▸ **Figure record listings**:

** BEGIN **

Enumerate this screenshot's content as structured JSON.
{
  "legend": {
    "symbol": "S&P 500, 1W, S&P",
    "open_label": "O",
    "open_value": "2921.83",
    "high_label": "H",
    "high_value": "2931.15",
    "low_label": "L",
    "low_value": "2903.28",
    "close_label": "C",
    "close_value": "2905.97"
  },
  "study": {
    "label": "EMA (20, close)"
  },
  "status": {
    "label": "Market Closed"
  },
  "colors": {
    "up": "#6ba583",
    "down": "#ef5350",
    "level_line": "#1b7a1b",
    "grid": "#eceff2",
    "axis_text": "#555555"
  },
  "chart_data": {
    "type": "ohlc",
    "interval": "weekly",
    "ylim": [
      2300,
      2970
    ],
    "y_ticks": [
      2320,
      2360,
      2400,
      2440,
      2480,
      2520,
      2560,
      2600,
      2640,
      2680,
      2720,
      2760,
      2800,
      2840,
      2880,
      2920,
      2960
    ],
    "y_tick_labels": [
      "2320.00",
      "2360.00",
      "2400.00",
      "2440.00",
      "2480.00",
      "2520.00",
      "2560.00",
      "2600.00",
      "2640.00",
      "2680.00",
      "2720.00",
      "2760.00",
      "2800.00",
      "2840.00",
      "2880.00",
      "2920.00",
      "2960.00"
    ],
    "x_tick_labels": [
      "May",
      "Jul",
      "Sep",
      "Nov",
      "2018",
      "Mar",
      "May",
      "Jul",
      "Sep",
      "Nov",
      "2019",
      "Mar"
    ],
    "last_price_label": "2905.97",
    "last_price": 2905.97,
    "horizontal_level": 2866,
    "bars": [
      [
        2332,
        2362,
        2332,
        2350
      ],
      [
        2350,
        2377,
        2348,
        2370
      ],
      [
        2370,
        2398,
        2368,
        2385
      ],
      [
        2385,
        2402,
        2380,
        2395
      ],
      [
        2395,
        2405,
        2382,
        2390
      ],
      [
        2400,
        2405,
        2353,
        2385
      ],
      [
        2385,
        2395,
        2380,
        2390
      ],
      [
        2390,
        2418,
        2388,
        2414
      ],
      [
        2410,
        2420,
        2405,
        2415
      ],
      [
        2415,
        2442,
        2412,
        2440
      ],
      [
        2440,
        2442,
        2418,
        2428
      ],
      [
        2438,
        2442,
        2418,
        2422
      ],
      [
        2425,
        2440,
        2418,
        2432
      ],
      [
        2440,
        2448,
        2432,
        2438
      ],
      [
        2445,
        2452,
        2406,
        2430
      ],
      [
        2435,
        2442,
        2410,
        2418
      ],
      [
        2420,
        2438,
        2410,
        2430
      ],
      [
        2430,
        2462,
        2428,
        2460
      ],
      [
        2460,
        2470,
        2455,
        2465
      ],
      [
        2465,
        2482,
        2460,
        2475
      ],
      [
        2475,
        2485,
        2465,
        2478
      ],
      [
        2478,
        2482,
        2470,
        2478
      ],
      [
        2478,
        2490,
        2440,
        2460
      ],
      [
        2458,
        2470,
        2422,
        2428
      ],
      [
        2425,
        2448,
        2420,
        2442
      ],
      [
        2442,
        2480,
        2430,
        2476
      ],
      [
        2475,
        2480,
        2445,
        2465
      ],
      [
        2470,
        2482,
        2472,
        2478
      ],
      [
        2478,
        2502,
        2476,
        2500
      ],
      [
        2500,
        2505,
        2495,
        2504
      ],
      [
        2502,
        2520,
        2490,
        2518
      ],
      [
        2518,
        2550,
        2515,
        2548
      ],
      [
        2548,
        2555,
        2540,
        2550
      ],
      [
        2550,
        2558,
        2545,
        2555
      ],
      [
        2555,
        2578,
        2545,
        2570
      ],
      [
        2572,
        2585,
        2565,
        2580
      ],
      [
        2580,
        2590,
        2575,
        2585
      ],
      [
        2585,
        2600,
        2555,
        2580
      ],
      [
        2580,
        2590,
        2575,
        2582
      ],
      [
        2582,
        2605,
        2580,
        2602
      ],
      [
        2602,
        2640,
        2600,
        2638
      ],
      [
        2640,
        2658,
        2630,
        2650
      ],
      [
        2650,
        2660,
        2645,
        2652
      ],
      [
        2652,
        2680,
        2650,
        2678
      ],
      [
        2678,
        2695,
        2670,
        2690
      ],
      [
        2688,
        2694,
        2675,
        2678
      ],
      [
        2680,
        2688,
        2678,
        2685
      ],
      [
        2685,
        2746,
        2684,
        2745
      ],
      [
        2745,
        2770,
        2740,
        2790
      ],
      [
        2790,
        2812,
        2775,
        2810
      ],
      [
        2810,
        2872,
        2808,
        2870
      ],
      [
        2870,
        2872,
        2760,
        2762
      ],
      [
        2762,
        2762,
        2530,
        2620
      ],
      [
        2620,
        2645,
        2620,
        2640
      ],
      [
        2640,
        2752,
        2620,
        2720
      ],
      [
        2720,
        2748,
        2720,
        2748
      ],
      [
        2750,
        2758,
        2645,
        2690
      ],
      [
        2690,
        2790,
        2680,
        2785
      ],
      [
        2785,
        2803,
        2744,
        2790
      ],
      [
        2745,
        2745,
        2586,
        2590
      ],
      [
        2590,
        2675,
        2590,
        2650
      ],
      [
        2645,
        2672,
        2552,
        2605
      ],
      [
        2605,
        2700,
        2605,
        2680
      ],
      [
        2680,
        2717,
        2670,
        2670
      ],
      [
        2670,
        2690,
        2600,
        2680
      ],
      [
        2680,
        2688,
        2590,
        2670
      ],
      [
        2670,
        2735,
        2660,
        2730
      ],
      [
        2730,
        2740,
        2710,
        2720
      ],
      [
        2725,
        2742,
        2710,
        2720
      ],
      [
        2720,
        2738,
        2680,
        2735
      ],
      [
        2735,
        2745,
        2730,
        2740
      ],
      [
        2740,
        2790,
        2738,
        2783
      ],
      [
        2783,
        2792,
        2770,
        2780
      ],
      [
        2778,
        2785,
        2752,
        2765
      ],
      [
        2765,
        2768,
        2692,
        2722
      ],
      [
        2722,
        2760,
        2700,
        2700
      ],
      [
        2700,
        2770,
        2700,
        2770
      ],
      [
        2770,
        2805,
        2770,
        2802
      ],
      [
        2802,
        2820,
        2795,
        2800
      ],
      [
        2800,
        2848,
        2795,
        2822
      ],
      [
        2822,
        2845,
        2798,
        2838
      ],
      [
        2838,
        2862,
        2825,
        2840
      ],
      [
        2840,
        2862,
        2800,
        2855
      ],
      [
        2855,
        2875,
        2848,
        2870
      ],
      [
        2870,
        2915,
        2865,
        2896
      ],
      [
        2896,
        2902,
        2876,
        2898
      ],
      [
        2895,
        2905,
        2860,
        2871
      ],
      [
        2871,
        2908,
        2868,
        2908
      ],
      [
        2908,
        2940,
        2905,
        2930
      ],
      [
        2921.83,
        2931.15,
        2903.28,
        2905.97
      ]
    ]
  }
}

** END **

▸ **Problem statement**: Extract each entry in full and write it down exactly.

▸ **Solution to the exercise**:
Enumerate this screenshot's content as structured JSON.
{
  "legend": {
    "symbol": "S&P 500, 1W, S&P",
    "open_label": "O",
    "open_value": "2921.83",
    "high_label": "H",
    "high_value": "2931.15",
    "low_label": "L",
    "low_value": "2903.28",
    "close_label": "C",
    "close_value": "2905.97"
  },
  "study": {
    "label": "EMA (20, close)"
  },
  "status": {
    "label": "Market Closed"
  },
  "colors": {
    "up": "#6ba583",
    "down": "#ef5350",
    "level_line": "#1b7a1b",
    "grid": "#eceff2",
    "axis_text": "#555555"
  },
  "chart_data": {
    "type": "ohlc",
    "interval": "weekly",
    "ylim": [
      2300,
      2970
    ],
    "y_ticks": [
      2320,
      2360,
      2400,
      2440,
      2480,
      2520,
      2560,
      2600,
      2640,
      2680,
      2720,
      2760,
      2800,
      2840,
      2880,
      2920,
      2960
    ],
    "y_tick_labels": [
      "2320.00",
      "2360.00",
      "2400.00",
      "2440.00",
      "2480.00",
      "2520.00",
      "2560.00",
      "2600.00",
      "2640.00",
      "2680.00",
      "2720.00",
      "2760.00",
      "2800.00",
      "2840.00",
      "2880.00",
      "2920.00",
      "2960.00"
    ],
    "x_tick_labels": [
      "May",
      "Jul",
      "Sep",
      "Nov",
      "2018",
      "Mar",
      "May",
      "Jul",
      "Sep",
      "Nov",
      "2019",
      "Mar"
    ],
    "last_price_label": "2905.97",
    "last_price": 2905.97,
    "horizontal_level": 2866,
    "bars": [
      [
        2332,
        2362,
        2332,
        2350
      ],
      [
        2350,
        2377,
        2348,
        2370
      ],
      [
        2370,
        2398,
        2368,
        2385
      ],
      [
        2385,
        2402,
        2380,
        2395
      ],
      [
        2395,
        2405,
        2382,
        2390
      ],
      [
        2400,
        2405,
        2353,
        2385
      ],
      [
        2385,
        2395,
        2380,
        2390
      ],
      [
        2390,
        2418,
        2388,
        2414
      ],
      [
        2410,
        2420,
        2405,
        2415
      ],
      [
        2415,
        2442,
        2412,
        2440
      ],
      [
        2440,
        2442,
        2418,
        2428
      ],
      [
        2438,
        2442,
        2418,
        2422
      ],
      [
        2425,
        2440,
        2418,
        2432
      ],
      [
        2440,
        2448,
        2432,
        2438
      ],
      [
        2445,
        2452,
        2406,
        2430
      ],
      [
        2435,
        2442,
        2410,
        2418
      ],
      [
        2420,
        2438,
        2410,
        2430
      ],
      [
        2430,
        2462,
        2428,
        2460
      ],
      [
        2460,
        2470,
        2455,
        2465
      ],
      [
        2465,
        2482,
        2460,
        2475
      ],
      [
        2475,
        2485,
        2465,
        2478
      ],
      [
        2478,
        2482,
        2470,
        2478
      ],
      [
        2478,
        2490,
        2440,
        2460
      ],
      [
        2458,
        2470,
        2422,
        2428
      ],
      [
        2425,
        2448,
        2420,
        2442
      ],
      [
        2442,
        2480,
        2430,
        2476
      ],
      [
        2475,
        2480,
        2445,
        2465
      ],
      [
        2470,
        2482,
        2472,
        2478
      ],
      [
        2478,
        2502,
        2476,
        2500
      ],
      [
        2500,
        2505,
        2495,
        2504
      ],
      [
        2502,
        2520,
        2490,
        2518
      ],
      [
        2518,
        2550,
        2515,
        2548
      ],
      [
        2548,
        2555,
        2540,
        2550
      ],
      [
        2550,
        2558,
        2545,
        2555
      ],
      [
        2555,
        2578,
        2545,
        2570
      ],
      [
        2572,
        2585,
        2565,
        2580
      ],
      [
        2580,
        2590,
        2575,
        2585
      ],
      [
        2585,
        2600,
        2555,
        2580
      ],
      [
        2580,
        2590,
        2575,
        2582
      ],
      [
        2582,
        2605,
        2580,
        2602
      ],
      [
        2602,
        2640,
        2600,
        2638
      ],
      [
        2640,
        2658,
        2630,
        2650
      ],
      [
        2650,
        2660,
        2645,
        2652
      ],
      [
        2652,
        2680,
        2650,
        2678
      ],
      [
        2678,
        2695,
        2670,
        2690
      ],
      [
        2688,
        2694,
        2675,
        2678
      ],
      [
        2680,
        2688,
        2678,
        2685
      ],
      [
        2685,
        2746,
        2684,
        2745
      ],
      [
        2745,
        2770,
        2740,
        2790
      ],
      [
        2790,
        2812,
        2775,
        2810
      ],
      [
        2810,
        2872,
        2808,
        2870
      ],
      [
        2870,
        2872,
        2760,
        2762
      ],
      [
        2762,
        2762,
        2530,
        2620
      ],
      [
        2620,
        2645,
        2620,
        2640
      ],
      [
        2640,
        2752,
        2620,
        2720
      ],
      [
        2720,
        2748,
        2720,
        2748
      ],
      [
        2750,
        2758,
        2645,
        2690
      ],
      [
        2690,
        2790,
        2680,
        2785
      ],
      [
        2785,
        2803,
        2744,
        2790
      ],
      [
        2745,
        2745,
        2586,
        2590
      ],
      [
        2590,
        2675,
        2590,
        2650
      ],
      [
        2645,
        2672,
        2552,
        2605
      ],
      [
        2605,
        2700,
        2605,
        2680
      ],
      [
        2680,
        2717,
        2670,
        2670
      ],
      [
        2670,
        2690,
        2600,
        2680
      ],
      [
        2680,
        2688,
        2590,
        2670
      ],
      [
        2670,
        2735,
        2660,
        2730
      ],
      [
        2730,
        2740,
        2710,
        2720
      ],
      [
        2725,
        2742,
        2710,
        2720
      ],
      [
        2720,
        2738,
        2680,
        2735
      ],
      [
        2735,
        2745,
        2730,
        2740
      ],
      [
        2740,
        2790,
        2738,
        2783
      ],
      [
        2783,
        2792,
        2770,
        2780
      ],
      [
        2778,
        2785,
        2752,
        2765
      ],
      [
        2765,
        2768,
        2692,
        2722
      ],
      [
        2722,
        2760,
        2700,
        2700
      ],
      [
        2700,
        2770,
        2700,
        2770
      ],
      [
        2770,
        2805,
        2770,
        2802
      ],
      [
        2802,
        2820,
        2795,
        2800
      ],
      [
        2800,
        2848,
        2795,
        2822
      ],
      [
        2822,
        2845,
        2798,
        2838
      ],
      [
        2838,
        2862,
        2825,
        2840
      ],
      [
        2840,
        2862,
        2800,
        2855
      ],
      [
        2855,
        2875,
        2848,
        2870
      ],
      [
        2870,
        2915,
        2865,
        2896
      ],
      [
        2896,
        2902,
        2876,
        2898
      ],
      [
        2895,
        2905,
        2860,
        2871
      ],
      [
        2871,
        2908,
        2868,
        2908
      ],
      [
        2908,
        2940,
        2905,
        2930
      ],
      [
        2921.83,
        2931.15,
        2903.28,
        2905.97
      ]
    ]
  }
}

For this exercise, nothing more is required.